This paper is structured as follows. In Section 2, related work and associated research on sentiment analysis is presented. Section 3 focuses on the cloud providers used to collect data. Section 4, discusses the authors’ proposed seven steps tweet sentiment analysis methodology. Subsections include, discussions about the collection of the tweet data, the cleaning process, the most frequent words, the related polarity and emotion detection and the sentiment analysis. The emotion and vocabulary detection are based on the two classifiers shown; the Decision Tree-CART and the Random forest ones. In Section 5, the experimental results are being analysed and in the final section, Section 6, the conclusions drawn out of this paper as well as the future work are shown.

2. Related Work

Sentiment Analysis has attracted increasing attention from many research communities such as data mining, machine learning and deep learning. Automated sentiment analysis focuses on analyzing the content of online posts, determining whether they are positive, negative, or neutral, and aggregating the sentiments detected into a single generic score [7]. The Net Sentiment Score computes a ratio of positive and negative mentions of a topic. A research study [8] for 120 bank customers on the impact of customer satisfaction, loyalty and intentions to switch, revealed that customer satisfaction was positively correlated with customer loyalty and negatively correlated with customer intentions to switch. Many organizations tend to find out what do customers think or tweet about their products in order to effectively plan marketing campaigns and try to gain the positive impact of Word-of-Mouth [9]. An important criterion for a good classification procedure is that, not only it produces accurate classifiers (within the data limits) but also provides insight and understanding into the predictive structure of the data [10].

Text mining is another method of automatically extraction of useful and valuable information from different sources like: articles, social media tools and Tweets. The use of an appropriate dictionary, especially a polarity dictionary containing positive and negative expressions is important for this study. A polarity dictionary is a dictionary that assigns a polarity value to each word giving a positive value to word having a positive meaning and a minus value for a word having negative meaning. In principle, the polarity dictionary is created manually. Particular studies tried to automaticate the creation of the polarity dictionaries [11] [12] [13] [14].

═══

◆ Task description
In one to three sentences, explain why the sentiment analysis excerpt says many organizations want to learn what customers think or tweet about their products. Work only from the sentiment analysis excerpt.

(Portion of a data file)
═══

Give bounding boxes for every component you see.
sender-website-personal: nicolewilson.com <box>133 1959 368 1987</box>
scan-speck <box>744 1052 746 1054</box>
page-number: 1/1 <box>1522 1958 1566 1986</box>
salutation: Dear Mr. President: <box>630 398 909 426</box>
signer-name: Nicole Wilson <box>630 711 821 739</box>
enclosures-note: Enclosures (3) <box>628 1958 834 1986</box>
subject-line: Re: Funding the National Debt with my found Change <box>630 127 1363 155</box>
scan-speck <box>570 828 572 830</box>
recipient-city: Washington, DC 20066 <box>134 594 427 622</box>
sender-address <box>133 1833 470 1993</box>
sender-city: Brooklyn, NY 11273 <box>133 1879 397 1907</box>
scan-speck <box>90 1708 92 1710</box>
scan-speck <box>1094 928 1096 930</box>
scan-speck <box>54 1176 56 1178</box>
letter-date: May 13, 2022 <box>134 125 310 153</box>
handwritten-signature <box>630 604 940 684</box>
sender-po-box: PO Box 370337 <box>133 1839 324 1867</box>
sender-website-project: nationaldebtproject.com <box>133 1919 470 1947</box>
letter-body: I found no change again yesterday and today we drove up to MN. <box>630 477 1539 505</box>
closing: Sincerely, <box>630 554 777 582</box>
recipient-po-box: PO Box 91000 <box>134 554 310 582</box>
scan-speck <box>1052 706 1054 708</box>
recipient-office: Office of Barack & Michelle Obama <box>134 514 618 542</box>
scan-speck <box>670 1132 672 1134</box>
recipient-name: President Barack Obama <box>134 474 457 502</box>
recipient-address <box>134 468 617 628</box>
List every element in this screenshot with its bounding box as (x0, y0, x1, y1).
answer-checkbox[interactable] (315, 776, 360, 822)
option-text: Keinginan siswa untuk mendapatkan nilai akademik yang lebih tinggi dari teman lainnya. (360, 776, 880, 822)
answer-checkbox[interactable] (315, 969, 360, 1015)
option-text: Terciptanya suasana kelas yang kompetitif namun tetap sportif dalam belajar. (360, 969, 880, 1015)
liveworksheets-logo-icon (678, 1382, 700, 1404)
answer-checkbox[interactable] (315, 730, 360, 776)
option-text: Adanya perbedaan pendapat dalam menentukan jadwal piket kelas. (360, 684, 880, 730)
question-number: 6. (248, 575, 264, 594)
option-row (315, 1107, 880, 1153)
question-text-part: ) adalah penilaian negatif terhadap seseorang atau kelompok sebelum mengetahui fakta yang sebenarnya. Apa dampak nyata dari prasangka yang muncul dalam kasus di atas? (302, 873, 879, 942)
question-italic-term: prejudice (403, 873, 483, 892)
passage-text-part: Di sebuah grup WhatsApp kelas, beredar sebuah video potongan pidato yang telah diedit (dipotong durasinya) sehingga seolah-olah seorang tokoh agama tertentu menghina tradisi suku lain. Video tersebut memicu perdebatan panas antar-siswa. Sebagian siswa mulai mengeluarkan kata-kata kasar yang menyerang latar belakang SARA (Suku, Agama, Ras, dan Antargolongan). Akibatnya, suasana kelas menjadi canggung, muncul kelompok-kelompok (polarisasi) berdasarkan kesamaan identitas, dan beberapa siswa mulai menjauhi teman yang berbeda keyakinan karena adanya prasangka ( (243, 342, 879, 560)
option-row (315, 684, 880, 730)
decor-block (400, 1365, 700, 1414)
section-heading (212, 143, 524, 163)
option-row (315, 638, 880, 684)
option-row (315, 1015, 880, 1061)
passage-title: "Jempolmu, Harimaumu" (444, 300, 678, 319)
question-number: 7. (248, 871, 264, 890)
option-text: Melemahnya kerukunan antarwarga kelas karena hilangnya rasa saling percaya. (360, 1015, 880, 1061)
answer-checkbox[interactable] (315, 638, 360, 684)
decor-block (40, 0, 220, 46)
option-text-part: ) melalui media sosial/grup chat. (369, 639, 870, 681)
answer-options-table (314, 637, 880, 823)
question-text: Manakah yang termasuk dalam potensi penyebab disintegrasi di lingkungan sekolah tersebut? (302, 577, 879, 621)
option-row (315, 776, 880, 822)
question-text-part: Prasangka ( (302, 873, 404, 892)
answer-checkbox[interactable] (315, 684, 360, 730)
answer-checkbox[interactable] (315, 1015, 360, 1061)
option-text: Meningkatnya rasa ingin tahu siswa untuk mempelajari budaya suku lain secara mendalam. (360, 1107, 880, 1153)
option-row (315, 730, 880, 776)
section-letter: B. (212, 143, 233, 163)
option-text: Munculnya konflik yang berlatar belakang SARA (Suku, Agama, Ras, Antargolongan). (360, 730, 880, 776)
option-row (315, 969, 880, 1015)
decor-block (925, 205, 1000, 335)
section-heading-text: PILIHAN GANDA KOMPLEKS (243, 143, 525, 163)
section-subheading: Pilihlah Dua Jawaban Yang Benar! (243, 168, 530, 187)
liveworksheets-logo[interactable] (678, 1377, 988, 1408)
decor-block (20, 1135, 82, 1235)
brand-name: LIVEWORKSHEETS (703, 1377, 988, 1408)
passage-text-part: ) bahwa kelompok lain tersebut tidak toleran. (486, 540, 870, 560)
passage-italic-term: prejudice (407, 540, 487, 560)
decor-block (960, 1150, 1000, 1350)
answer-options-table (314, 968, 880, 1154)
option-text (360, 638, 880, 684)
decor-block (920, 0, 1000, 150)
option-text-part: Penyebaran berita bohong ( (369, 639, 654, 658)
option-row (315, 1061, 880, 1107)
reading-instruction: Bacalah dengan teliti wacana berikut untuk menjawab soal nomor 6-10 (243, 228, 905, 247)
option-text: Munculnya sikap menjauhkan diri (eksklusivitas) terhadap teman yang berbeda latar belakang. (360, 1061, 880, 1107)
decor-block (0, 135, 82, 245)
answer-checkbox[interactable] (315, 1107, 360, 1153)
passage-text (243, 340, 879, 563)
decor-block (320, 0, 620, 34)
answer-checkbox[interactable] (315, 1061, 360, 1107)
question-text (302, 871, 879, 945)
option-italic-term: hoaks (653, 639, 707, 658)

═══

◆ Solved exercise
They want to learn this so they can plan marketing campaigns effectively. They also want to try to gain the positive impact of Word-of-Mouth.